--- Brief ---
Copy out all the data, word for word.

[START OF Available records]

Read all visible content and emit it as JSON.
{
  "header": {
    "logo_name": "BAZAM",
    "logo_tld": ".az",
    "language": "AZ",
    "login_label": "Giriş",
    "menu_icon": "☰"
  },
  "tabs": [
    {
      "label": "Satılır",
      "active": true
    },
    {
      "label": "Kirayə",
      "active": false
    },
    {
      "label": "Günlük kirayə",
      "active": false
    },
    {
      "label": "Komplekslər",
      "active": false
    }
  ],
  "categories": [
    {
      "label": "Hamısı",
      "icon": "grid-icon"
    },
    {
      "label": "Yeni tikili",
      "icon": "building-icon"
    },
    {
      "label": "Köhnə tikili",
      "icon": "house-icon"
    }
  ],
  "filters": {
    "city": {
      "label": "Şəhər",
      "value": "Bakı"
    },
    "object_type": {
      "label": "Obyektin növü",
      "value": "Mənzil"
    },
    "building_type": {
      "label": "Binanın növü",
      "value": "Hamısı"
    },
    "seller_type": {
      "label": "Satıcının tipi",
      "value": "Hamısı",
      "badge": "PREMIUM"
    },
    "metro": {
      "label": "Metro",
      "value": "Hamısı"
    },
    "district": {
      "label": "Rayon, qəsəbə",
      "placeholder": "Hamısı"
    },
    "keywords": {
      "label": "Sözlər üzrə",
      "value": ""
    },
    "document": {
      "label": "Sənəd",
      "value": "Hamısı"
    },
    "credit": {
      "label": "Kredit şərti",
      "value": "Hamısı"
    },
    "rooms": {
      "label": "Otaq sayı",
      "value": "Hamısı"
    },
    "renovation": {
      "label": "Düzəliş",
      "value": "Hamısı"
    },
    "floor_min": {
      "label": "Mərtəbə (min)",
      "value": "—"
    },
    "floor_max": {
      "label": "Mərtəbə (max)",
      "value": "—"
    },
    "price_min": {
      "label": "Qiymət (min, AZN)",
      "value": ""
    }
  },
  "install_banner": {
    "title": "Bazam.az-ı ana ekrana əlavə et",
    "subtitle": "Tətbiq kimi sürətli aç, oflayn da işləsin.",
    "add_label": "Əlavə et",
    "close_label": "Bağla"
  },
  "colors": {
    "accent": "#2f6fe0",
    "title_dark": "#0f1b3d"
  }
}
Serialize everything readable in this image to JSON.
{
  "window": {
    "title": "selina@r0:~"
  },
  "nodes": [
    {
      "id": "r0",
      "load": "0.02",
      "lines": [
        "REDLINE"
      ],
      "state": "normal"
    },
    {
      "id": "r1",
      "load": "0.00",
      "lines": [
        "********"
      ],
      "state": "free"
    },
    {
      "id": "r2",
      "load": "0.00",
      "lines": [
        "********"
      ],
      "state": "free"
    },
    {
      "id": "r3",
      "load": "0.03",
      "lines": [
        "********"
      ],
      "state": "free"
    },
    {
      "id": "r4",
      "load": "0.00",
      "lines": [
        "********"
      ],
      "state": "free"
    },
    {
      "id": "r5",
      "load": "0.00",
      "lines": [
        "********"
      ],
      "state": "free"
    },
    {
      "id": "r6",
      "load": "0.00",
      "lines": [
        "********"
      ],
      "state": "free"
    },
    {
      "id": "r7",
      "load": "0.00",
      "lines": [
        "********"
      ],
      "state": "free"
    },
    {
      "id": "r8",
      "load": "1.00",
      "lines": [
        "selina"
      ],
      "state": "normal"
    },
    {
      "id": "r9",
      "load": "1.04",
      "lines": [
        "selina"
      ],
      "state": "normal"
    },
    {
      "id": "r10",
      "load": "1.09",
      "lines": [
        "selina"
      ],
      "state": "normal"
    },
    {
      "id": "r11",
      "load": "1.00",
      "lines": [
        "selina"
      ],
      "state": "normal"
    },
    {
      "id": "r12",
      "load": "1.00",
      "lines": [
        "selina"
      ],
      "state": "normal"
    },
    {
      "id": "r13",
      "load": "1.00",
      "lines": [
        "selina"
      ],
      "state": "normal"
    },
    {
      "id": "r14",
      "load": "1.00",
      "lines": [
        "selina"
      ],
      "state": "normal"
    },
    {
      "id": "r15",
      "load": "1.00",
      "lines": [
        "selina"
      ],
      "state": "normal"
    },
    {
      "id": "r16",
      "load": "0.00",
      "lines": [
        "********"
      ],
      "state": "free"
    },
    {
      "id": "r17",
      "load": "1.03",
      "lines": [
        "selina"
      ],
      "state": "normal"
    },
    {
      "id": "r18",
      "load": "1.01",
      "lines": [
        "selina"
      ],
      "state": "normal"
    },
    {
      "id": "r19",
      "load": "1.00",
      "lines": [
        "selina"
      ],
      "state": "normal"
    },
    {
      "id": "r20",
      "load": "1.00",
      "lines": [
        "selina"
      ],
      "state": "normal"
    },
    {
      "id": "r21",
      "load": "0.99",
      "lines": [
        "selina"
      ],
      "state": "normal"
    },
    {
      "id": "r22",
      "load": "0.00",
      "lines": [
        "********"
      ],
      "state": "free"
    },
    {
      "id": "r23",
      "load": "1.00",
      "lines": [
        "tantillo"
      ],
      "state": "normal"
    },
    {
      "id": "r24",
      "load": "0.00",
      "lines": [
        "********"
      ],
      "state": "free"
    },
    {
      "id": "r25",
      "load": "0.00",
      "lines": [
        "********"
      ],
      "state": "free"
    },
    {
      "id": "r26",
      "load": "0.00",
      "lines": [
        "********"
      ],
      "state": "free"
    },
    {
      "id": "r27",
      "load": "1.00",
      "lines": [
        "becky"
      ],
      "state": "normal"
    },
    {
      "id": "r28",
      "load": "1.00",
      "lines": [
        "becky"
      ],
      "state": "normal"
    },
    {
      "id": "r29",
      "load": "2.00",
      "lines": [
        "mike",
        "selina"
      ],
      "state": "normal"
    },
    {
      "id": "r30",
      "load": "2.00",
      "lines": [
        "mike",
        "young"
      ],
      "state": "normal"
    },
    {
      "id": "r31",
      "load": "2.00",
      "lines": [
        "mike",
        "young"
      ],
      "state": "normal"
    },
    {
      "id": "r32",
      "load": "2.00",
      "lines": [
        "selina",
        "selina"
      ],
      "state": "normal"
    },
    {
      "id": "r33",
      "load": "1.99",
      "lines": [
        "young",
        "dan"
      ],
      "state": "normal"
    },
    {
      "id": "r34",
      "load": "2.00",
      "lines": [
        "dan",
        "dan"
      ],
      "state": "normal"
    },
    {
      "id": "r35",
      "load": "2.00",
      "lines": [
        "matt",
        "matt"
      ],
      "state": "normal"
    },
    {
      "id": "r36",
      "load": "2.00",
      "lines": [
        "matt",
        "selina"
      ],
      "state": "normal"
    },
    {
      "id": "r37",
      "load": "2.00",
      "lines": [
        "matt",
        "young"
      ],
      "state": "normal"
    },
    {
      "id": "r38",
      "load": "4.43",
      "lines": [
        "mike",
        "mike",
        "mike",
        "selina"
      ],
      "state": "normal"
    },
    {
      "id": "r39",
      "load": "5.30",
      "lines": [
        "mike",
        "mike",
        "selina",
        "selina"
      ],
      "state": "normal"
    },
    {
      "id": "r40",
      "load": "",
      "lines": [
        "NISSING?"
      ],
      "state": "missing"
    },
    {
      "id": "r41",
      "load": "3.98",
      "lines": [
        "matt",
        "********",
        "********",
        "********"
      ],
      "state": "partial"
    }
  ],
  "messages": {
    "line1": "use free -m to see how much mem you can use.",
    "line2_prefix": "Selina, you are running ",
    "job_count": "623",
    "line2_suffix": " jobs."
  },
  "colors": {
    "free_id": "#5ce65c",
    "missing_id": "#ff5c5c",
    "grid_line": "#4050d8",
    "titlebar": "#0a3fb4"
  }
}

[END OF Available records]

--- Result ---
Read all visible content and emit it as JSON.
{
  "header": {
    "logo_name": "BAZAM",
    "logo_tld": ".az",
    "language": "AZ",
    "login_label": "Giriş",
    "menu_icon": "☰"
  },
  "tabs": [
    {
      "label": "Satılır",
      "active": true
    },
    {
      "label": "Kirayə",
      "active": false
    },
    {
      "label": "Günlük kirayə",
      "active": false
    },
    {
      "label": "Komplekslər",
      "active": false
    }
  ],
  "categories": [
    {
      "label": "Hamısı",
      "icon": "grid-icon"
    },
    {
      "label": "Yeni tikili",
      "icon": "building-icon"
    },
    {
      "label": "Köhnə tikili",
      "icon": "house-icon"
    }
  ],
  "filters": {
    "city": {
      "label": "Şəhər",
      "value": "Bakı"
    },
    "object_type": {
      "label": "Obyektin növü",
      "value": "Mənzil"
    },
    "building_type": {
      "label": "Binanın növü",
      "value": "Hamısı"
    },
    "seller_type": {
      "label": "Satıcının tipi",
      "value": "Hamısı",
      "badge": "PREMIUM"
    },
    "metro": {
      "label": "Metro",
      "value": "Hamısı"
    },
    "district": {
      "label": "Rayon, qəsəbə",
      "placeholder": "Hamısı"
    },
    "keywords": {
      "label": "Sözlər üzrə",
      "value": ""
    },
    "document": {
      "label": "Sənəd",
      "value": "Hamısı"
    },
    "credit": {
      "label": "Kredit şərti",
      "value": "Hamısı"
    },
    "rooms": {
      "label": "Otaq sayı",
      "value": "Hamısı"
    },
    "renovation": {
      "label": "Düzəliş",
      "value": "Hamısı"
    },
    "floor_min": {
      "label": "Mərtəbə (min)",
      "value": "—"
    },
    "floor_max": {
      "label": "Mərtəbə (max)",
      "value": "—"
    },
    "price_min": {
      "label": "Qiymət (min, AZN)",
      "value": ""
    }
  },
  "install_banner": {
    "title": "Bazam.az-ı ana ekrana əlavə et",
    "subtitle": "Tətbiq kimi sürətli aç, oflayn da işləsin.",
    "add_label": "Əlavə et",
    "close_label": "Bağla"
  },
  "colors": {
    "accent": "#2f6fe0",
    "title_dark": "#0f1b3d"
  }
}
Serialize everything readable in this image to JSON.
{
  "window": {
    "title": "selina@r0:~"
  },
  "nodes": [
    {
      "id": "r0",
      "load": "0.02",
      "lines": [
        "REDLINE"
      ],
      "state": "normal"
    },
    {
      "id": "r1",
      "load": "0.00",
      "lines": [
        "********"
      ],
      "state": "free"
    },
    {
      "id": "r2",
      "load": "0.00",
      "lines": [
        "********"
      ],
      "state": "free"
    },
    {
      "id": "r3",
      "load": "0.03",
      "lines": [
        "********"
      ],
      "state": "free"
    },
    {
      "id": "r4",
      "load": "0.00",
      "lines": [
        "********"
      ],
      "state": "free"
    },
    {
      "id": "r5",
      "load": "0.00",
      "lines": [
        "********"
      ],
      "state": "free"
    },
    {
      "id": "r6",
      "load": "0.00",
      "lines": [
        "********"
      ],
      "state": "free"
    },
    {
      "id": "r7",
      "load": "0.00",
      "lines": [
        "********"
      ],
      "state": "free"
    },
    {
      "id": "r8",
      "load": "1.00",
      "lines": [
        "selina"
      ],
      "state": "normal"
    },
    {
      "id": "r9",
      "load": "1.04",
      "lines": [
        "selina"
      ],
      "state": "normal"
    },
    {
      "id": "r10",
      "load": "1.09",
      "lines": [
        "selina"
      ],
      "state": "normal"
    },
    {
      "id": "r11",
      "load": "1.00",
      "lines": [
        "selina"
      ],
      "state": "normal"
    },
    {
      "id": "r12",
      "load": "1.00",
      "lines": [
        "selina"
      ],
      "state": "normal"
    },
    {
      "id": "r13",
      "load": "1.00",
      "lines": [
        "selina"
      ],
      "state": "normal"
    },
    {
      "id": "r14",
      "load": "1.00",
      "lines": [
        "selina"
      ],
      "state": "normal"
    },
    {
      "id": "r15",
      "load": "1.00",
      "lines": [
        "selina"
      ],
      "state": "normal"
    },
    {
      "id": "r16",
      "load": "0.00",
      "lines": [
        "********"
      ],
      "state": "free"
    },
    {
      "id": "r17",
      "load": "1.03",
      "lines": [
        "selina"
      ],
      "state": "normal"
    },
    {
      "id": "r18",
      "load": "1.01",
      "lines": [
        "selina"
      ],
      "state": "normal"
    },
    {
      "id": "r19",
      "load": "1.00",
      "lines": [
        "selina"
      ],
      "state": "normal"
    },
    {
      "id": "r20",
      "load": "1.00",
      "lines": [
        "selina"
      ],
      "state": "normal"
    },
    {
      "id": "r21",
      "load": "0.99",
      "lines": [
        "selina"
      ],
      "state": "normal"
    },
    {
      "id": "r22",
      "load": "0.00",
      "lines": [
        "********"
      ],
      "state": "free"
    },
    {
      "id": "r23",
      "load": "1.00",
      "lines": [
        "tantillo"
      ],
      "state": "normal"
    },
    {
      "id": "r24",
      "load": "0.00",
      "lines": [
        "********"
      ],
      "state": "free"
    },
    {
      "id": "r25",
      "load": "0.00",
      "lines": [
        "********"
      ],
      "state": "free"
    },
    {
      "id": "r26",
      "load": "0.00",
      "lines": [
        "********"
      ],
      "state": "free"
    },
    {
      "id": "r27",
      "load": "1.00",
      "lines": [
        "becky"
      ],
      "state": "normal"
    },
    {
      "id": "r28",
      "load": "1.00",
      "lines": [
        "becky"
      ],
      "state": "normal"
    },
    {
      "id": "r29",
      "load": "2.00",
      "lines": [
        "mike",
        "selina"
      ],
      "state": "normal"
    },
    {
      "id": "r30",
      "load": "2.00",
      "lines": [
        "mike",
        "young"
      ],
      "state": "normal"
    },
    {
      "id": "r31",
      "load": "2.00",
      "lines": [
        "mike",
        "young"
      ],
      "state": "normal"
    },
    {
      "id": "r32",
      "load": "2.00",
      "lines": [
        "selina",
        "selina"
      ],
      "state": "normal"
    },
    {
      "id": "r33",
      "load": "1.99",
      "lines": [
        "young",
        "dan"
      ],
      "state": "normal"
    },
    {
      "id": "r34",
      "load": "2.00",
      "lines": [
        "dan",
        "dan"
      ],
      "state": "normal"
    },
    {
      "id": "r35",
      "load": "2.00",
      "lines": [
        "matt",
        "matt"
      ],
      "state": "normal"
    },
    {
      "id": "r36",
      "load": "2.00",
      "lines": [
        "matt",
        "selina"
      ],
      "state": "normal"
    },
    {
      "id": "r37",
      "load": "2.00",
      "lines": [
        "matt",
        "young"
      ],
      "state": "normal"
    },
    {
      "id": "r38",
      "load": "4.43",
      "lines": [
        "mike",
        "mike",
        "mike",
        "selina"
      ],
      "state": "normal"
    },
    {
      "id": "r39",
      "load": "5.30",
      "lines": [
        "mike",
        "mike",
        "selina",
        "selina"
      ],
      "state": "normal"
    },
    {
      "id": "r40",
      "load": "",
      "lines": [
        "NISSING?"
      ],
      "state": "missing"
    },
    {
      "id": "r41",
      "load": "3.98",
      "lines": [
        "matt",
        "********",
        "********",
        "********"
      ],
      "state": "partial"
    }
  ],
  "messages": {
    "line1": "use free -m to see how much mem you can use.",
    "line2_prefix": "Selina, you are running ",
    "job_count": "623",
    "line2_suffix": " jobs."
  },
  "colors": {
    "free_id": "#5ce65c",
    "missing_id": "#ff5c5c",
    "grid_line": "#4050d8",
    "titlebar": "#0a3fb4"
  }
}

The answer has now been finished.